- **SHORT EXERCISE 1**
Reproduce the part of the patch email that opens with the words containing "Acked-by: Vlad Yasevich" and closes with "insertions(+), 29 deletions(-)".

Acked-by: Vlad Yasevich <vyasevich@gmail.com>

-vlad

> ---
>   v1->v2:
>    - use cached flow
>    - improved commit msg
>
>   net/sctp/ipv6.c | 42 +++++++++++++-----------------------------
>   1 file changed, 13 insertions(+), 29 deletions(-)
>
> diff --git a/net/sctp/ipv6.c b/net/sctp/ipv6.c
> index da613ce..4f52e2c 100644
> --- a/net/sctp/ipv6.c
> +++ b/net/sctp/ipv6.c
> @@ -204,44 +204,23 @@ out:
>   		in6_dev_put(idev);
>   }
>
> -/* Based on tcp_v6_xmit() in tcp_ipv6.c. */
>   static int sctp_v6_xmit(struct sk_buff *skb, struct sctp_transport *transport)
>   {
>   	struct sock *sk = skb->sk;
>   	struct ipv6_pinfo *np = inet6_sk(sk);
> -	struct flowi6 fl6;
> -
> -	memset(&fl6, 0, sizeof(fl6));
> -
> -	fl6.flowi6_proto = sk->sk_protocol;
> -
> -	/* Fill in the dest address from the route entry passed with the skb
> -	 * and the source address from the transport.

- **SHORT EXERCISE 2**
In the listing, give again the part that opens with the line containing "text-line: 2 St., Oßwald: nach" and closes with the line containing "text-line: der oberen", putting "Lektüre" in place of "Lectüre" and leaving all else unchanged. Return those lines alone.

- **EXTRACTED MATERIAL**

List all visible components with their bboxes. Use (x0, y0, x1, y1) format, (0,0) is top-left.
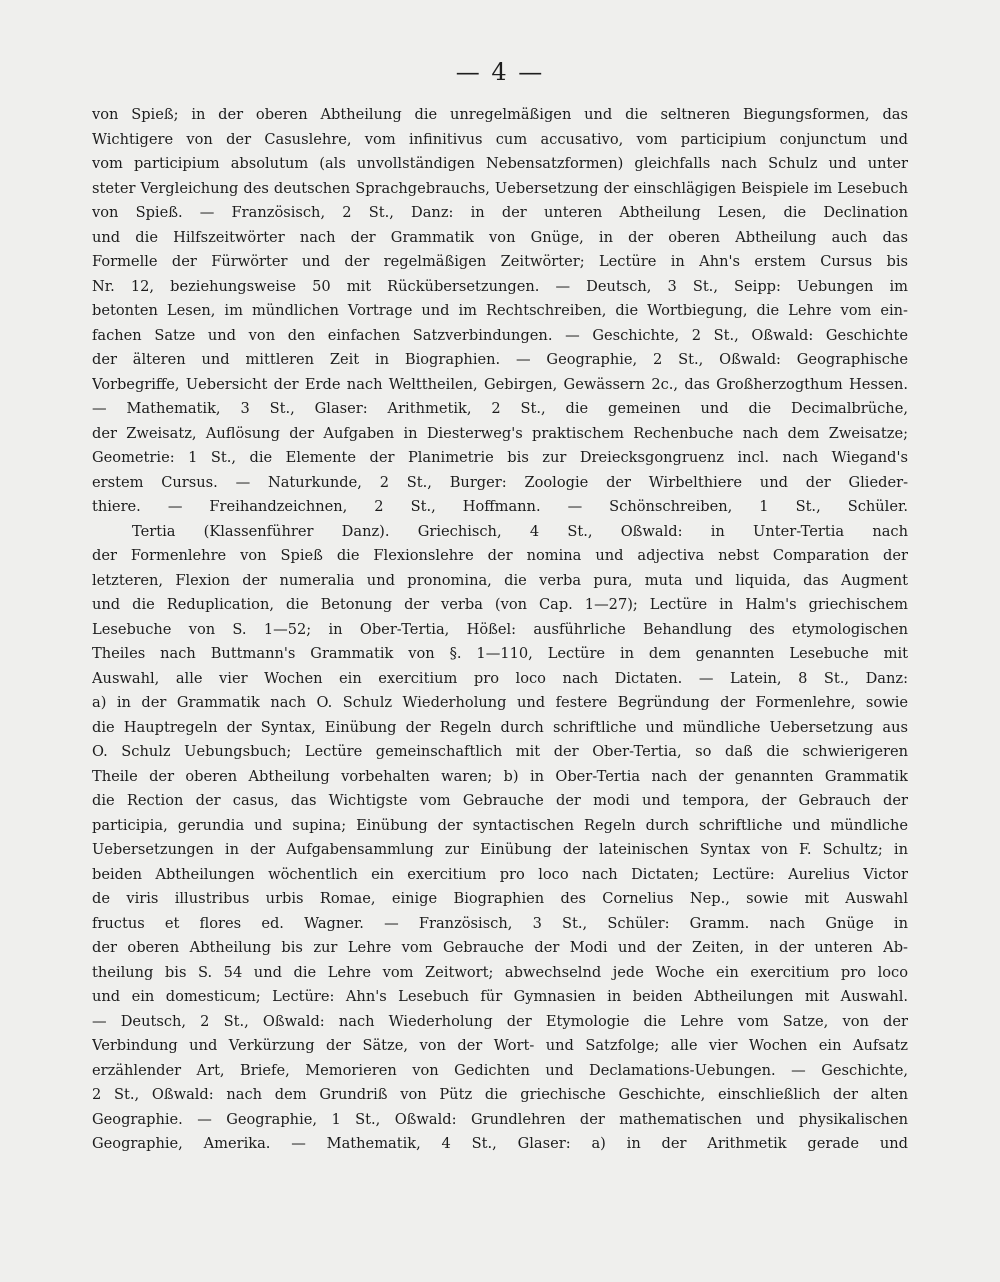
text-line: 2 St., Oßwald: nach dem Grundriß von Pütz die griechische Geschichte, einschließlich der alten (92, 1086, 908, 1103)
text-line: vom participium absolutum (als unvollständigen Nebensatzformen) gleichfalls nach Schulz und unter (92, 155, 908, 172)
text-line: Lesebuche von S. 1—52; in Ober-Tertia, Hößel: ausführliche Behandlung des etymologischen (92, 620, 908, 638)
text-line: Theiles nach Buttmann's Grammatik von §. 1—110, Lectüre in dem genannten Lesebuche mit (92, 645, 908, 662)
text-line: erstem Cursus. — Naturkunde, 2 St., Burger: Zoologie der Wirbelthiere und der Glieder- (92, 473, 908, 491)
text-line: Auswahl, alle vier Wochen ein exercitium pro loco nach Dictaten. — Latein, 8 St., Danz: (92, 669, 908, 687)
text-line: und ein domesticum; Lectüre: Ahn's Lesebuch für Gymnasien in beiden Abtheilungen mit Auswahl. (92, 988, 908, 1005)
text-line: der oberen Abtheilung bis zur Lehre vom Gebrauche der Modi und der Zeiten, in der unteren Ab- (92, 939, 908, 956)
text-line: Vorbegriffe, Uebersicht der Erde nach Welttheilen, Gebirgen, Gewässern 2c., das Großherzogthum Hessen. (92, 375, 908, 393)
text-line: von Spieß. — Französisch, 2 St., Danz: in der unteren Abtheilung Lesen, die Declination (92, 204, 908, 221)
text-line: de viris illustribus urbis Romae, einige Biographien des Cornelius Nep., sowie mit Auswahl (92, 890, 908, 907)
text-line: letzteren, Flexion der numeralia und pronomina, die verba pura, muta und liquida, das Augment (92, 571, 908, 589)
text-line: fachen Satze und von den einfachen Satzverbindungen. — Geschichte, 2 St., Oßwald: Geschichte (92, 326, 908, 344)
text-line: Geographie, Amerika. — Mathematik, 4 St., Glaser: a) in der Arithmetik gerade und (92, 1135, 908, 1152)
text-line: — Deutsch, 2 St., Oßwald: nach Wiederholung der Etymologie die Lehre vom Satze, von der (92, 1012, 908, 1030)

- **OUTPUT 1**
Acked-by: Vlad Yasevich <vyasevich@gmail.com>

-vlad

> ---
>   v1->v2:
>    - use cached flow
>    - improved commit msg
>
>   net/sctp/ipv6.c | 42 +++++++++++++-----------------------------
>   1 file changed, 13 insertions(+), 29 deletions(-)

- **OUTPUT 2**
text-line: 2 St., Oßwald: nach dem Grundriß von Pütz die griechische Geschichte, einschließlich der alten (92, 1086, 908, 1103)
text-line: vom participium absolutum (als unvollständigen Nebensatzformen) gleichfalls nach Schulz und unter (92, 155, 908, 172)
text-line: Lesebuche von S. 1—52; in Ober-Tertia, Hößel: ausführliche Behandlung des etymologischen (92, 620, 908, 638)
text-line: Theiles nach Buttmann's Grammatik von §. 1—110, Lektüre in dem genannten Lesebuche mit (92, 645, 908, 662)
text-line: erstem Cursus. — Naturkunde, 2 St., Burger: Zoologie der Wirbelthiere und der Glieder- (92, 473, 908, 491)
text-line: Auswahl, alle vier Wochen ein exercitium pro loco nach Dictaten. — Latein, 8 St., Danz: (92, 669, 908, 687)
text-line: und ein domesticum; Lektüre: Ahn's Lesebuch für Gymnasien in beiden Abtheilungen mit Auswahl. (92, 988, 908, 1005)
text-line: der oberen Abtheilung bis zur Lehre vom Gebrauche der Modi und der Zeiten, in der unteren Ab- (92, 939, 908, 956)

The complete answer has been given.